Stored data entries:
- - -
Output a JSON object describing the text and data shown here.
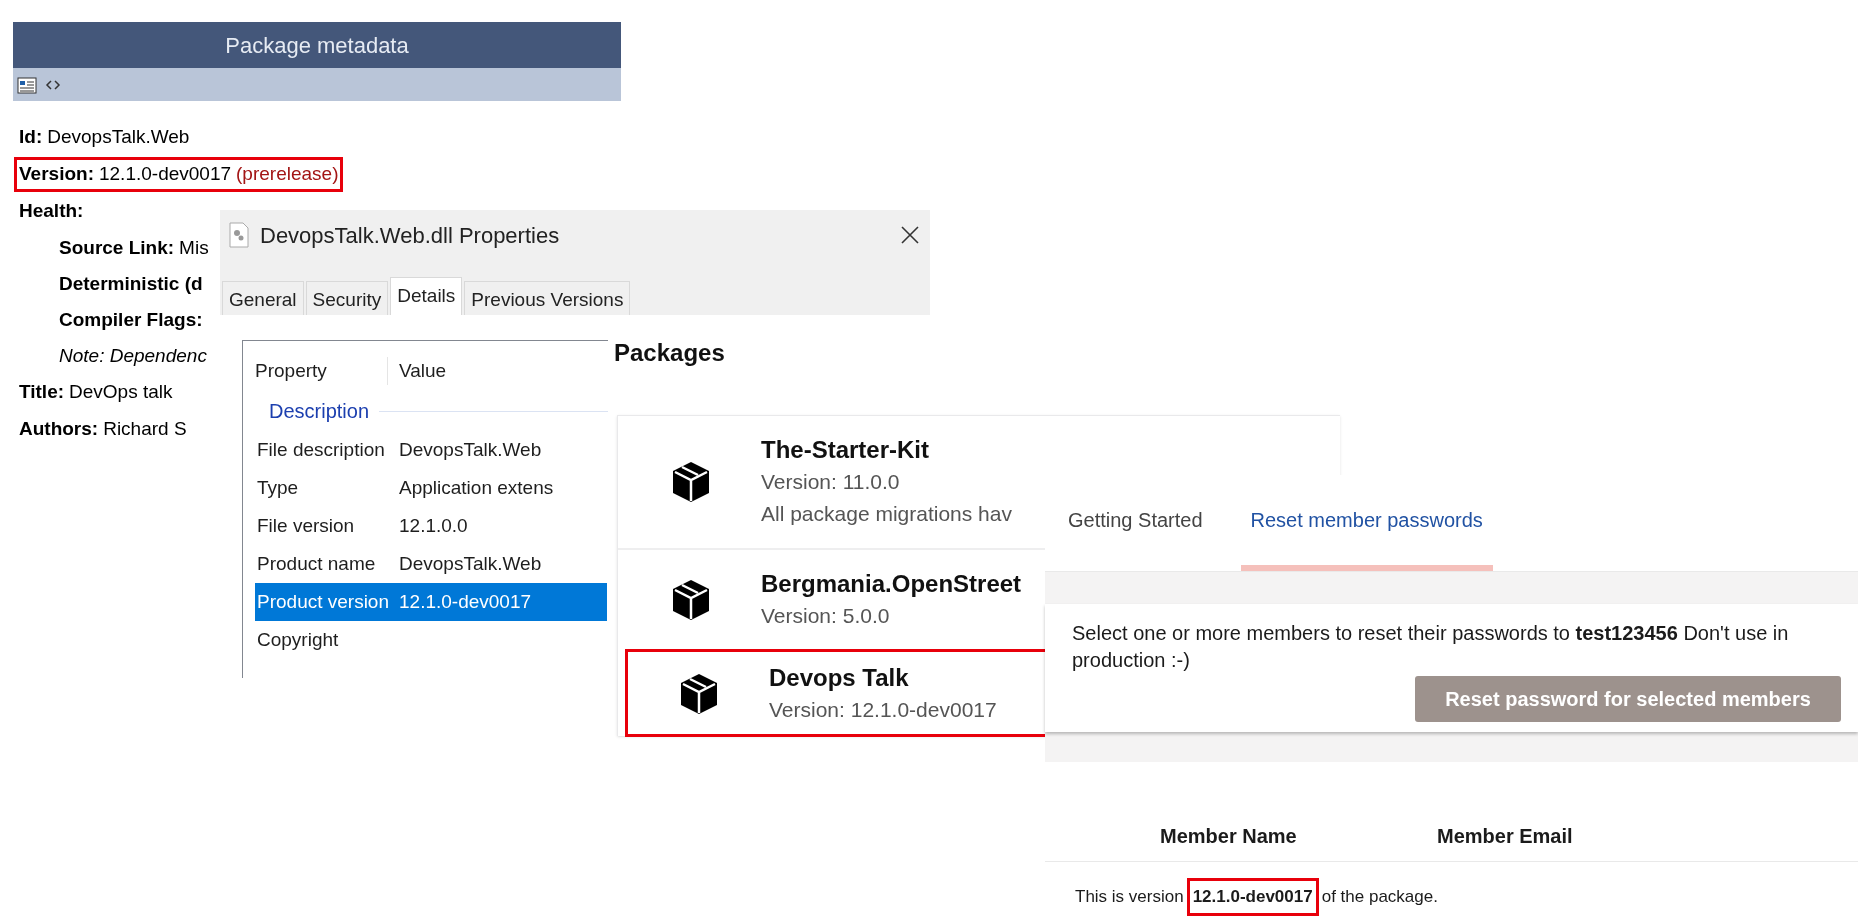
{
  "metadata_panel": {
    "title": "Package metadata",
    "fields": [
      {
        "label": "Id:",
        "value": "DevopsTalk.Web",
        "highlighted": false
      },
      {
        "label": "Version:",
        "value": "12.1.0-dev0017",
        "suffix": "(prerelease)",
        "highlighted": true
      },
      {
        "label": "Health:",
        "highlighted": false,
        "children": [
          {
            "kind": "field",
            "label": "Source Link:",
            "value": "Mis"
          },
          {
            "kind": "field",
            "label": "Deterministic (d"
          },
          {
            "kind": "field",
            "label": "Compiler Flags:"
          },
          {
            "kind": "note",
            "text": "Note: Dependenc"
          }
        ]
      },
      {
        "label": "Title:",
        "value": "DevOps talk",
        "highlighted": false
      },
      {
        "label": "Authors:",
        "value": "Richard S",
        "highlighted": false
      }
    ]
  },
  "properties_dialog": {
    "title": "DevopsTalk.Web.dll Properties",
    "tabs": [
      {
        "label": "General",
        "selected": false
      },
      {
        "label": "Security",
        "selected": false
      },
      {
        "label": "Details",
        "selected": true
      },
      {
        "label": "Previous Versions",
        "selected": false
      }
    ],
    "columns": [
      "Property",
      "Value"
    ],
    "group": "Description",
    "rows": [
      {
        "property": "File description",
        "value": "DevopsTalk.Web",
        "selected": false
      },
      {
        "property": "Type",
        "value": "Application extens",
        "selected": false
      },
      {
        "property": "File version",
        "value": "12.1.0.0",
        "selected": false
      },
      {
        "property": "Product name",
        "value": "DevopsTalk.Web",
        "selected": false
      },
      {
        "property": "Product version",
        "value": "12.1.0-dev0017",
        "selected": true
      },
      {
        "property": "Copyright",
        "selected": false
      }
    ]
  },
  "packages": {
    "title": "Packages",
    "items": [
      {
        "name": "The-Starter-Kit",
        "version": "Version: 11.0.0",
        "note": "All package migrations hav",
        "highlighted": false
      },
      {
        "name": "Bergmania.OpenStreet",
        "version": "Version: 5.0.0",
        "highlighted": false
      },
      {
        "name": "Devops Talk",
        "version": "Version: 12.1.0-dev0017",
        "highlighted": true
      }
    ]
  },
  "dashboard": {
    "tabs": [
      {
        "label": "Getting Started",
        "selected": false
      },
      {
        "label": "Reset member passwords",
        "selected": true
      }
    ],
    "message": "Select one or more members to reset their passwords to **test123456** Don't use in production :-)",
    "button": {
      "label": "Reset password for selected members",
      "disabled": true
    },
    "columns": [
      "Member Name",
      "Member Email"
    ],
    "footer": {
      "before": "This is version",
      "version": "12.1.0-dev0017",
      "after": "of the package.",
      "highlighted": true
    }
  }
}
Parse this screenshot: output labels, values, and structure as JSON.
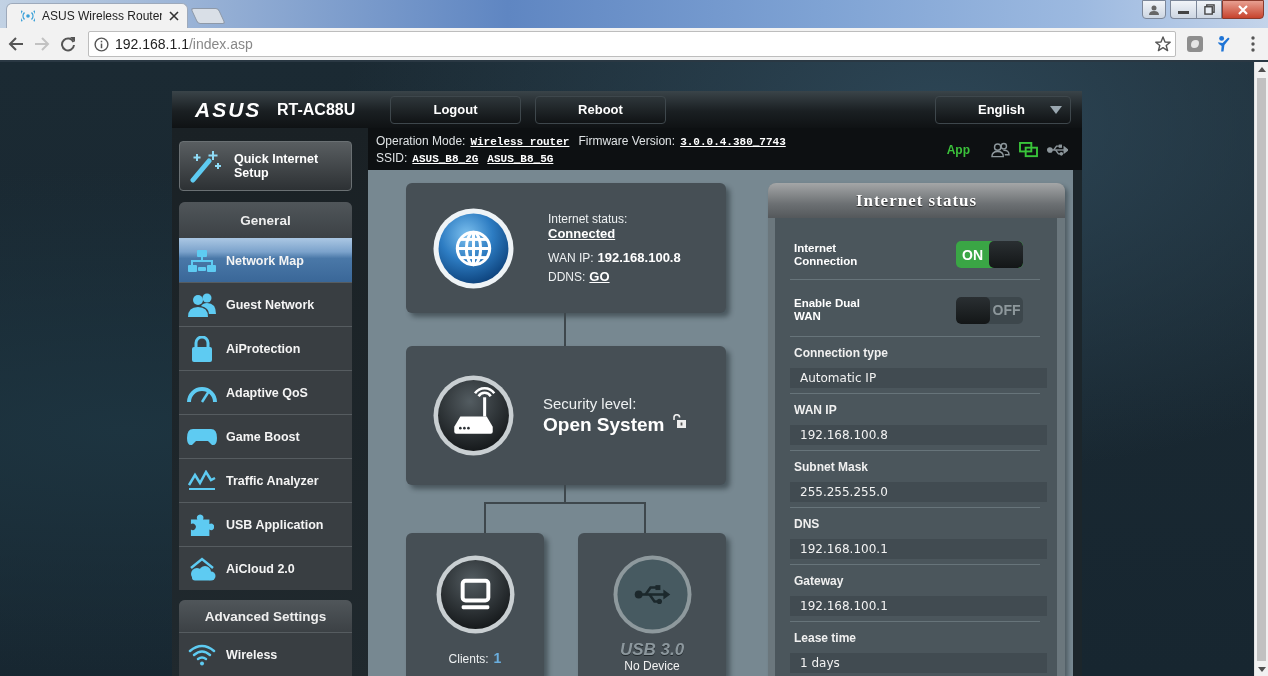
{
  "browser": {
    "tab": {
      "title": "ASUS Wireless Router"
    },
    "url": {
      "host": "192.168.1.1",
      "path": "/index.asp"
    },
    "forward_button": {
      "disabled": true
    }
  },
  "header": {
    "logo": "ASUS",
    "model": "RT-AC88U",
    "buttons": [
      "Logout",
      "Reboot"
    ],
    "language": "English"
  },
  "info_bar": {
    "operation_mode": {
      "label": "Operation Mode:",
      "value": "Wireless router"
    },
    "firmware": {
      "label": "Firmware Version:",
      "value": "3.0.0.4.380_7743"
    },
    "ssid": {
      "label": "SSID:",
      "values": [
        "ASUS_B8_2G",
        "ASUS_B8_5G"
      ]
    },
    "app_label": "App",
    "status_icons": [
      {
        "kind": "clients",
        "active": false
      },
      {
        "kind": "network",
        "active": true
      },
      {
        "kind": "usb",
        "active": false
      }
    ]
  },
  "quick_setup": {
    "label": "Quick Internet Setup"
  },
  "sidebar": {
    "sections": [
      {
        "title": "General",
        "items": [
          {
            "label": "Network Map",
            "kind": "network-map",
            "selected": true
          },
          {
            "label": "Guest Network",
            "kind": "guest-network",
            "selected": false
          },
          {
            "label": "AiProtection",
            "kind": "protection",
            "selected": false
          },
          {
            "label": "Adaptive QoS",
            "kind": "qos",
            "selected": false
          },
          {
            "label": "Game Boost",
            "kind": "game",
            "selected": false
          },
          {
            "label": "Traffic Analyzer",
            "kind": "traffic",
            "selected": false
          },
          {
            "label": "USB Application",
            "kind": "usb-app",
            "selected": false
          },
          {
            "label": "AiCloud 2.0",
            "kind": "cloud",
            "selected": false
          }
        ]
      },
      {
        "title": "Advanced Settings",
        "items": [
          {
            "label": "Wireless",
            "kind": "wireless",
            "selected": false
          }
        ]
      }
    ]
  },
  "network_map": {
    "internet": {
      "status_label": "Internet status:",
      "status": "Connected",
      "wan_ip_label": "WAN IP:",
      "wan_ip": "192.168.100.8",
      "ddns_label": "DDNS:",
      "ddns": "GO"
    },
    "router": {
      "security_label": "Security level:",
      "security": "Open System"
    },
    "clients": {
      "label": "Clients:",
      "count": "1"
    },
    "usb": {
      "label": "USB 3.0",
      "status": "No Device"
    }
  },
  "internet_status": {
    "title": "Internet status",
    "toggles": [
      {
        "label": "Internet Connection",
        "text": "ON",
        "on": true
      },
      {
        "label": "Enable Dual WAN",
        "text": "OFF",
        "on": false
      }
    ],
    "fields": [
      {
        "label": "Connection type",
        "value": "Automatic IP"
      },
      {
        "label": "WAN IP",
        "value": "192.168.100.8"
      },
      {
        "label": "Subnet Mask",
        "value": "255.255.255.0"
      },
      {
        "label": "DNS",
        "value": "192.168.100.1"
      },
      {
        "label": "Gateway",
        "value": "192.168.100.1"
      },
      {
        "label": "Lease time",
        "value": "1 days"
      }
    ]
  }
}
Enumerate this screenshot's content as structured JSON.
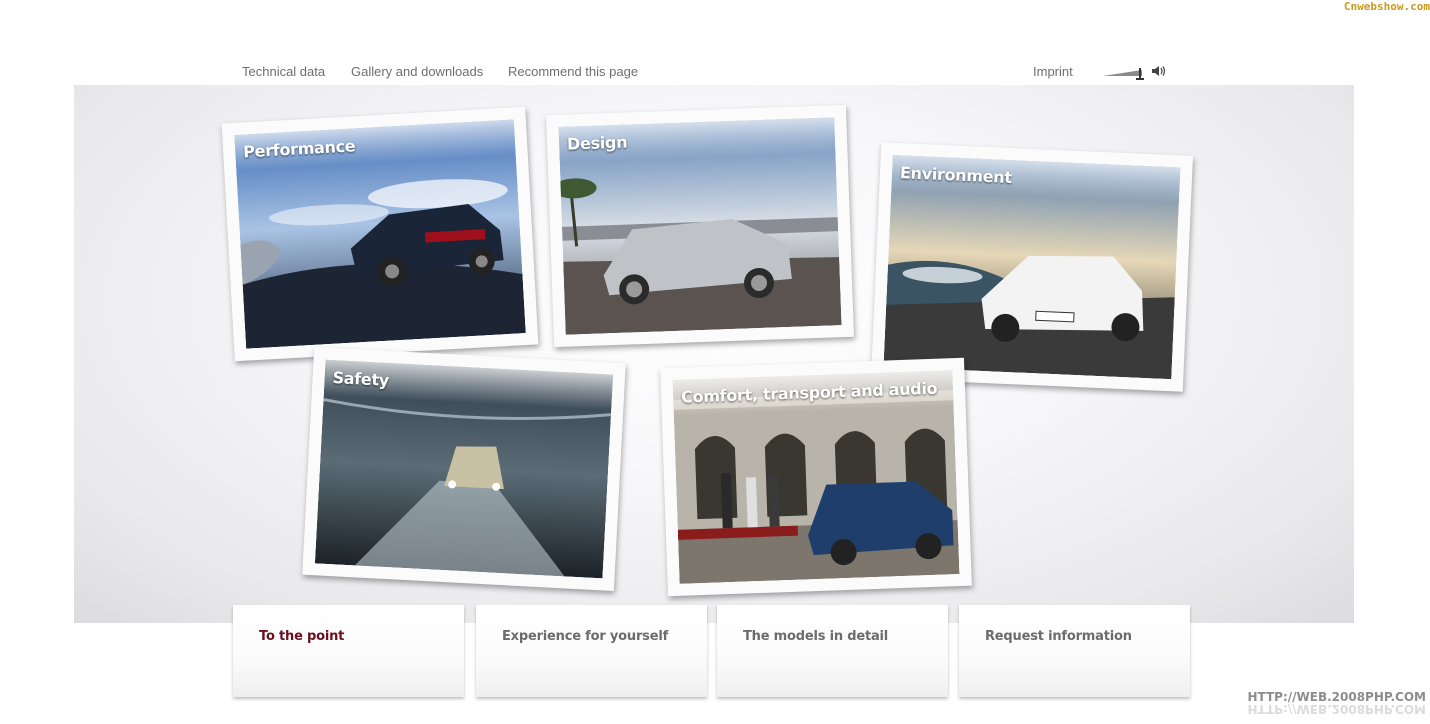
{
  "watermark_top": "Cnwebshow.com",
  "watermark_bottom": "HTTP://WEB.2008PHP.COM",
  "topnav": {
    "items": [
      {
        "label": "Technical data"
      },
      {
        "label": "Gallery and downloads"
      },
      {
        "label": "Recommend this page"
      }
    ],
    "imprint": "Imprint"
  },
  "icons": {
    "volume": "volume-slider-icon",
    "speaker": "speaker-icon"
  },
  "cards": [
    {
      "label": "Performance"
    },
    {
      "label": "Design"
    },
    {
      "label": "Environment"
    },
    {
      "label": "Safety"
    },
    {
      "label": "Comfort, transport and audio"
    }
  ],
  "tabs": [
    {
      "label": "To the point",
      "active": true
    },
    {
      "label": "Experience for yourself",
      "active": false
    },
    {
      "label": "The models in detail",
      "active": false
    },
    {
      "label": "Request information",
      "active": false
    }
  ],
  "colors": {
    "active_tab": "#6b0f1f",
    "tab_text": "#6c6c6c",
    "nav_text": "#6e6e6e",
    "watermark_top": "#c89a1e"
  }
}
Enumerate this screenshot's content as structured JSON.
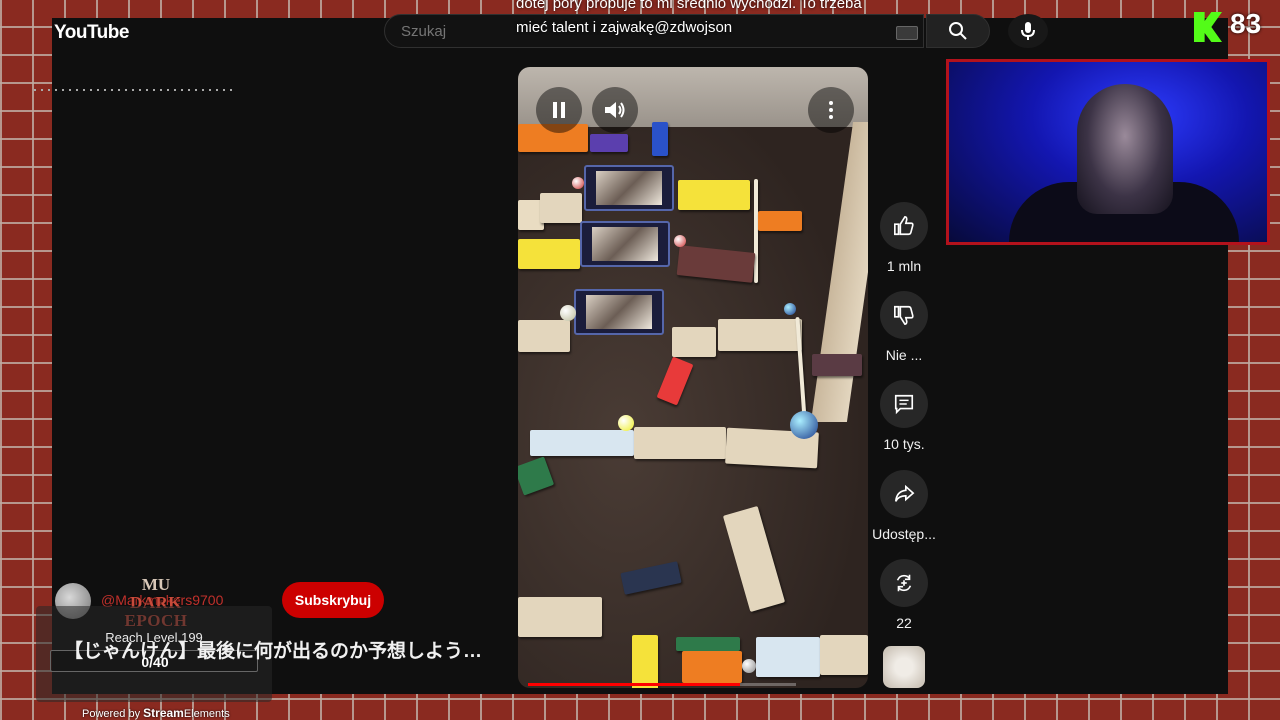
{
  "header": {
    "logo_text": "YouTube",
    "search_placeholder": "Szukaj"
  },
  "overlay_comment": "dotej pory probuje to mi srednio wychodzi. To trzeba mieć talent i zajwakę@zdwojson",
  "video": {
    "progress_fraction": 0.79
  },
  "actions": {
    "like_count": "1 mln",
    "dislike_label": "Nie ...",
    "comments_count": "10 tys.",
    "share_label": "Udostęp...",
    "remix_count": "22"
  },
  "channel": {
    "name": "@Markmakers9700",
    "subscribe_label": "Subskrybuj",
    "video_title": "【じゃんけん】最後に何が出るのか予想しよう…"
  },
  "game_logo": {
    "line1": "MU",
    "line2": "DARK EPOCH"
  },
  "goal_widget": {
    "label": "Reach Level 199",
    "progress": "0/40"
  },
  "powered_by": {
    "prefix": "Powered by",
    "brand_bold": "Stream",
    "brand_rest": "Elements"
  },
  "kick": {
    "viewer_count": "83"
  },
  "colors": {
    "accent_red": "#cc0000",
    "kick_green": "#53fc18",
    "webcam_border": "#b3121c"
  }
}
- - -
- **Directions for this task**: Gather every line containing the word "values" and copy it.

- **Task result**:
Parse this screenshot: output labels, values, and structure as JSON.
      "values": [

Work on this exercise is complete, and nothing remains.